-- Start --
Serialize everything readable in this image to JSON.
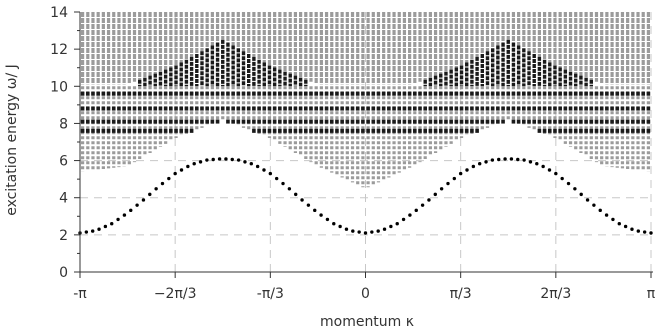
{
  "chart_data": {
    "type": "scatter",
    "title": "",
    "xlabel": "momentum κ",
    "ylabel": "excitation energy ω/ J",
    "xlim": [
      -3.14159,
      3.14159
    ],
    "ylim": [
      0,
      14
    ],
    "grid": "dashed vertical at multiples of π/3, dashed horizontal at 2, 4, 6",
    "x_ticks": [
      {
        "value": -3.14159,
        "label": "-π"
      },
      {
        "value": -2.0944,
        "label": "−2π/3"
      },
      {
        "value": -1.0472,
        "label": "-π/3"
      },
      {
        "value": 0,
        "label": "0"
      },
      {
        "value": 1.0472,
        "label": "π/3"
      },
      {
        "value": 2.0944,
        "label": "2π/3"
      },
      {
        "value": 3.14159,
        "label": "π"
      }
    ],
    "y_ticks": [
      0,
      2,
      4,
      6,
      8,
      10,
      12,
      14
    ],
    "colors": {
      "bound_state": "#000000",
      "continuum_gray": "#9b9b9b",
      "continuum_dark": "#1a1a1a",
      "grid": "#c8c8c8"
    },
    "series": [
      {
        "kind": "lowest_branch",
        "color": "#000000",
        "x": [
          -3.1416,
          -2.9671,
          -2.7925,
          -2.618,
          -2.4435,
          -2.2689,
          -2.0944,
          -1.9199,
          -1.7453,
          -1.5708,
          -1.3963,
          -1.2217,
          -1.0472,
          -0.8727,
          -0.6981,
          -0.5236,
          -0.3491,
          -0.1745,
          0.0,
          0.1745,
          0.3491,
          0.5236,
          0.6981,
          0.8727,
          1.0472,
          1.2217,
          1.3963,
          1.5708,
          1.7453,
          1.9199,
          2.0944,
          2.2689,
          2.4435,
          2.618,
          2.7925,
          2.9671,
          3.1416
        ],
        "y": [
          2.1,
          2.23,
          2.6,
          3.18,
          3.88,
          4.63,
          5.3,
          5.78,
          6.03,
          6.1,
          6.03,
          5.78,
          5.3,
          4.63,
          3.88,
          3.18,
          2.6,
          2.23,
          2.1,
          2.23,
          2.6,
          3.18,
          3.88,
          4.63,
          5.3,
          5.78,
          6.03,
          6.1,
          6.03,
          5.78,
          5.3,
          4.63,
          3.88,
          3.18,
          2.6,
          2.23,
          2.1
        ]
      },
      {
        "kind": "continuum_lower_edge",
        "color": "#9b9b9b",
        "x": [
          -3.1416,
          -2.618,
          -2.0944,
          -1.5708,
          -1.0472,
          -0.5236,
          0.0,
          0.5236,
          1.0472,
          1.5708,
          2.0944,
          2.618,
          3.1416
        ],
        "y": [
          5.4,
          5.7,
          7.2,
          8.2,
          7.2,
          5.7,
          4.5,
          5.7,
          7.2,
          8.2,
          7.2,
          5.7,
          5.4
        ]
      },
      {
        "kind": "dark_peak_upper_edge",
        "color": "#1a1a1a",
        "x": [
          -3.1416,
          -2.618,
          -2.0944,
          -1.5708,
          -1.0472,
          -0.5236,
          0.0,
          0.5236,
          1.0472,
          1.5708,
          2.0944,
          2.618,
          3.1416
        ],
        "y": [
          9.9,
          10.1,
          11.1,
          12.5,
          11.1,
          10.1,
          10.0,
          10.1,
          11.1,
          12.5,
          11.1,
          10.1,
          9.9
        ]
      },
      {
        "kind": "upper_continuum_edge",
        "color": "#9b9b9b",
        "x": [
          -3.1416,
          3.1416
        ],
        "y": [
          14,
          14
        ]
      }
    ]
  }
}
-- End --
Given instruction:
Copy each line that contains the word "grid".

Task solution:
    "grid": "dashed vertical at multiples of π/3, dashed horizontal at 2, 4, 6",
      "grid": "#c8c8c8"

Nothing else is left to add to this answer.